» **TO DO**:
Repeat the material exactly, every line of it.

» **SOURCE DATA**:

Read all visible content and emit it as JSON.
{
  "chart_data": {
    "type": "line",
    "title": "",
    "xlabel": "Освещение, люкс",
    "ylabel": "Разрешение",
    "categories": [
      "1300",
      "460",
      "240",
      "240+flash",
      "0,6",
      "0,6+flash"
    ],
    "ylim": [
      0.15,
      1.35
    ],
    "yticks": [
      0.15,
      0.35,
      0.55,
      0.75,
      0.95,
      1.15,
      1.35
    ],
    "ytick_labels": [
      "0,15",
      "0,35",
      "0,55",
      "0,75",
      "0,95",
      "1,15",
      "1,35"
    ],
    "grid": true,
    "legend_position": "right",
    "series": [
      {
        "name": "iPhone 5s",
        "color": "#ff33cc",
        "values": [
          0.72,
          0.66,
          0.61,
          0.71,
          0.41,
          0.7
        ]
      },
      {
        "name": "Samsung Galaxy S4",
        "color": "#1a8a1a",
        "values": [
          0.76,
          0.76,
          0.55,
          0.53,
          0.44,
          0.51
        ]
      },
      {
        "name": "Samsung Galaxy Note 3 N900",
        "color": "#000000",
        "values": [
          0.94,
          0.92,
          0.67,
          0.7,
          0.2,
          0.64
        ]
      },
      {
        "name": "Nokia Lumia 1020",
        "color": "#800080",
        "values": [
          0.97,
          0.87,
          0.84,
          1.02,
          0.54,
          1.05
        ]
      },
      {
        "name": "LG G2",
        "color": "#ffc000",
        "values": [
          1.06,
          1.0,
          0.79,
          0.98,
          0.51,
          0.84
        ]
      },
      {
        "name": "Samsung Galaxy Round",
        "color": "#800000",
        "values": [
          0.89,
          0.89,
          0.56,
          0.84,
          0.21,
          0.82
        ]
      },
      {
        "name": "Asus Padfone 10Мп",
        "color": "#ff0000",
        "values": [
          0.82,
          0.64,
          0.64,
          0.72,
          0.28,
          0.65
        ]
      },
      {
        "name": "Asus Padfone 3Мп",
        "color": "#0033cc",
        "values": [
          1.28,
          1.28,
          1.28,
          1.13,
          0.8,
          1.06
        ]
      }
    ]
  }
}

» **EXERCISE RESPONSE**:
Read all visible content and emit it as JSON.
{
  "chart_data": {
    "type": "line",
    "title": "",
    "xlabel": "Освещение, люкс",
    "ylabel": "Разрешение",
    "categories": [
      "1300",
      "460",
      "240",
      "240+flash",
      "0,6",
      "0,6+flash"
    ],
    "ylim": [
      0.15,
      1.35
    ],
    "yticks": [
      0.15,
      0.35,
      0.55,
      0.75,
      0.95,
      1.15,
      1.35
    ],
    "ytick_labels": [
      "0,15",
      "0,35",
      "0,55",
      "0,75",
      "0,95",
      "1,15",
      "1,35"
    ],
    "grid": true,
    "legend_position": "right",
    "series": [
      {
        "name": "iPhone 5s",
        "color": "#ff33cc",
        "values": [
          0.72,
          0.66,
          0.61,
          0.71,
          0.41,
          0.7
        ]
      },
      {
        "name": "Samsung Galaxy S4",
        "color": "#1a8a1a",
        "values": [
          0.76,
          0.76,
          0.55,
          0.53,
          0.44,
          0.51
        ]
      },
      {
        "name": "Samsung Galaxy Note 3 N900",
        "color": "#000000",
        "values": [
          0.94,
          0.92,
          0.67,
          0.7,
          0.2,
          0.64
        ]
      },
      {
        "name": "Nokia Lumia 1020",
        "color": "#800080",
        "values": [
          0.97,
          0.87,
          0.84,
          1.02,
          0.54,
          1.05
        ]
      },
      {
        "name": "LG G2",
        "color": "#ffc000",
        "values": [
          1.06,
          1.0,
          0.79,
          0.98,
          0.51,
          0.84
        ]
      },
      {
        "name": "Samsung Galaxy Round",
        "color": "#800000",
        "values": [
          0.89,
          0.89,
          0.56,
          0.84,
          0.21,
          0.82
        ]
      },
      {
        "name": "Asus Padfone 10Мп",
        "color": "#ff0000",
        "values": [
          0.82,
          0.64,
          0.64,
          0.72,
          0.28,
          0.65
        ]
      },
      {
        "name": "Asus Padfone 3Мп",
        "color": "#0033cc",
        "values": [
          1.28,
          1.28,
          1.28,
          1.13,
          0.8,
          1.06
        ]
      }
    ]
  }
}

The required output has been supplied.